### Input
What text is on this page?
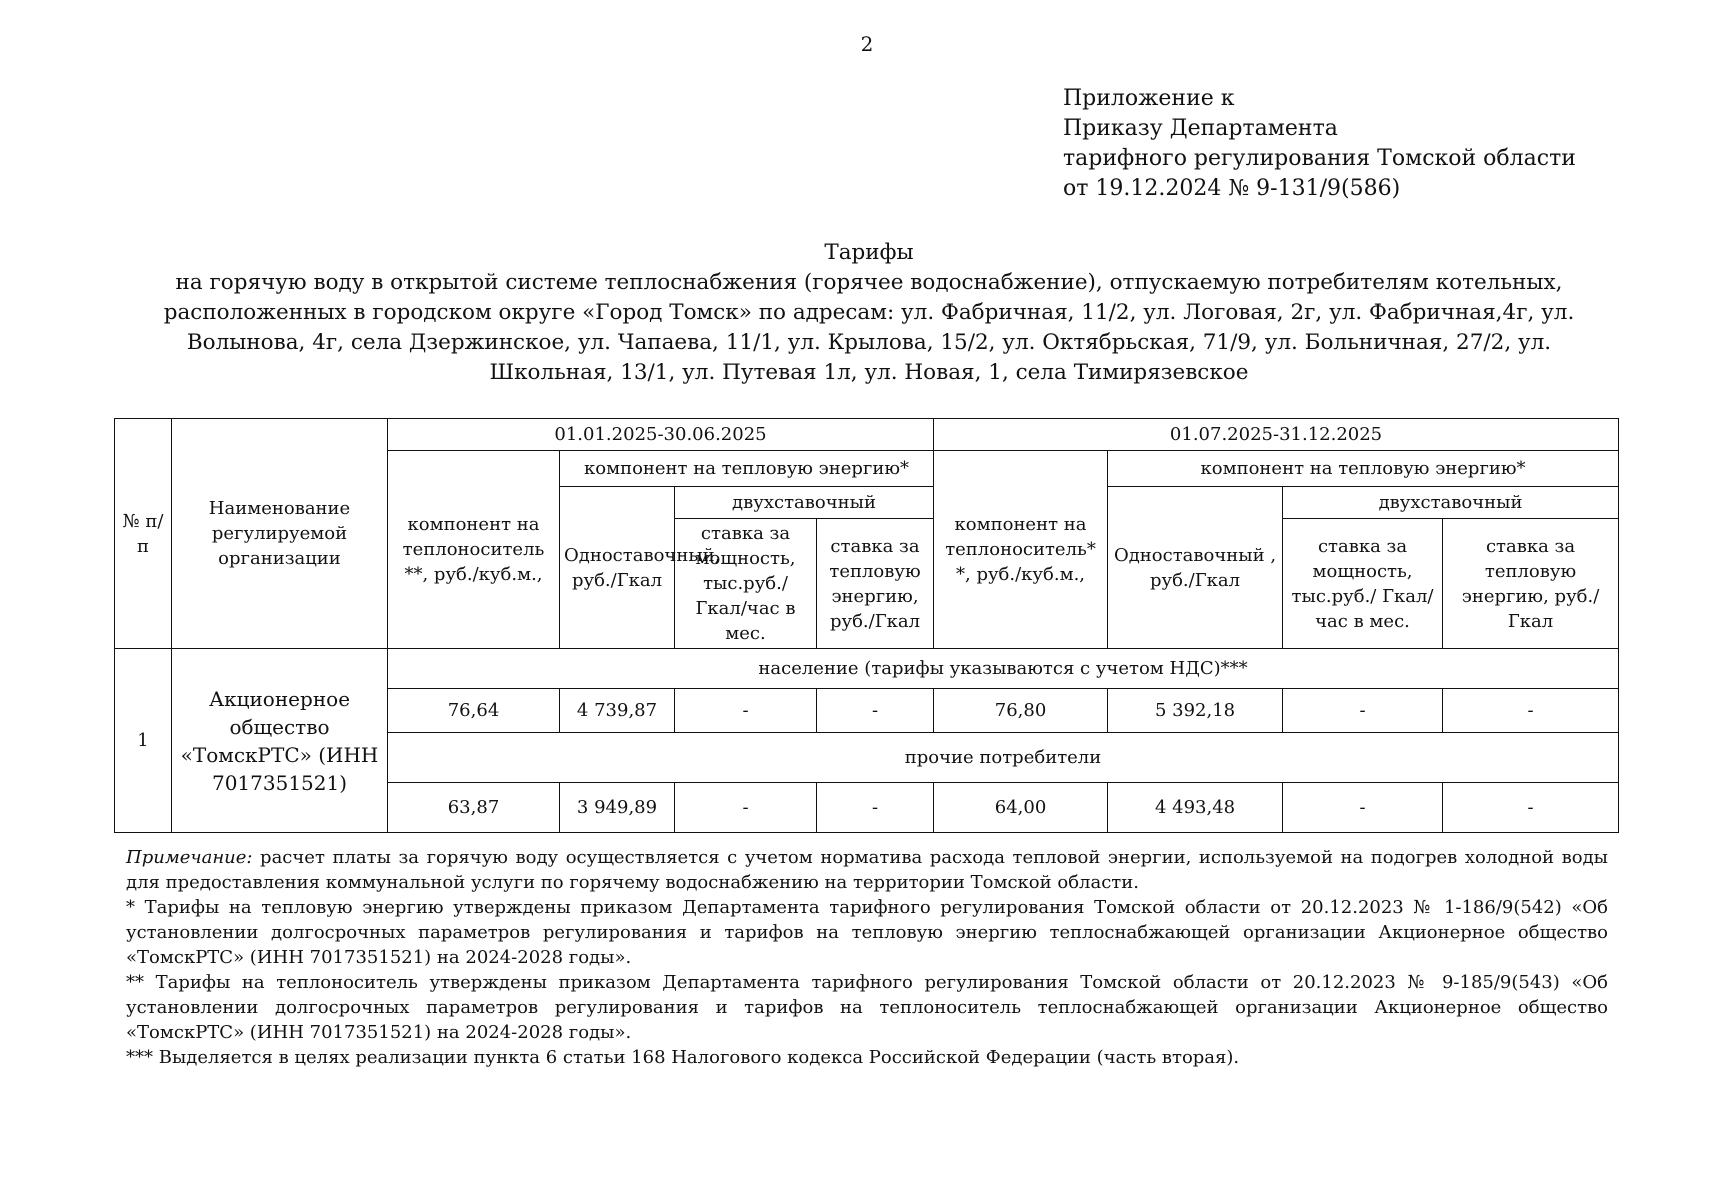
2
Приложение к
Приказу Департамента
тарифного регулирования Томской области
от 19.12.2024 № 9-131/9(586)
Тарифы
на горячую воду в открытой системе теплоснабжения (горячее водоснабжение), отпускаемую потребителям котельных, расположенных в городском округе «Город Томск» по адресам: ул. Фабричная, 11/2, ул. Логовая, 2г, ул. Фабричная,4г, ул. Волынова, 4г, села Дзержинское, ул. Чапаева, 11/1, ул. Крылова, 15/2, ул. Октябрьская, 71/9, ул. Больничная, 27/2, ул. Школьная, 13/1, ул. Путевая 1л, ул. Новая, 1, села Тимирязевское
№ п/п	Наименование регулируемой организации	01.01.2025-30.06.2025				01.07.2025-31.12.2025			
		компонент на теплоноситель **, руб./куб.м.,	компонент на тепловую энергию*			компонент на теплоноситель* *, руб./куб.м.,	компонент на тепловую энергию*		
			Одноставочный, руб./Гкал	двухставочный			Одноставочный , руб./Гкал	двухставочный	
				ставка за мощность, тыс.руб./ Гкал/час в мес.	ставка за тепловую энергию, руб./Гкал			ставка за мощность, тыс.руб./ Гкал/час в мес.	ставка за тепловую энергию, руб./Гкал
1	Акционерное общество «ТомскРТС» (ИНН 7017351521)	население (тарифы указываются с учетом НДС)***							
		76,64	4 739,87	-	-	76,80	5 392,18	-	-
		прочие потребители							
		63,87	3 949,89	-	-	64,00	4 493,48	-	-

Примечание: расчет платы за горячую воду осуществляется с учетом норматива расхода тепловой энергии, используемой на подогрев холодной воды для предоставления коммунальной услуги по горячему водоснабжению на территории Томской области.

* Тарифы на тепловую энергию утверждены приказом Департамента тарифного регулирования Томской области от 20.12.2023 № 1-186/9(542) «Об установлении долгосрочных параметров регулирования и тарифов на тепловую энергию теплоснабжающей организации Акционерное общество «ТомскРТС» (ИНН 7017351521) на 2024-2028 годы».

** Тарифы на теплоноситель утверждены приказом Департамента тарифного регулирования Томской области от 20.12.2023 № 9-185/9(543) «Об установлении долгосрочных параметров регулирования и тарифов на теплоноситель теплоснабжающей организации Акционерное общество «ТомскРТС» (ИНН 7017351521) на 2024-2028 годы».

*** Выделяется в целях реализации пункта 6 статьи 168 Налогового кодекса Российской Федерации (часть вторая).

### Directive
Pull out every line in the data above that has the word "Гкал".

### The completed task
			Одноставочный, руб./Гкал	двухставочный			Одноставочный , руб./Гкал	двухставочный	
				ставка за мощность, тыс.руб./ Гкал/час в мес.	ставка за тепловую энергию, руб./Гкал			ставка за мощность, тыс.руб./ Гкал/час в мес.	ставка за тепловую энергию, руб./Гкал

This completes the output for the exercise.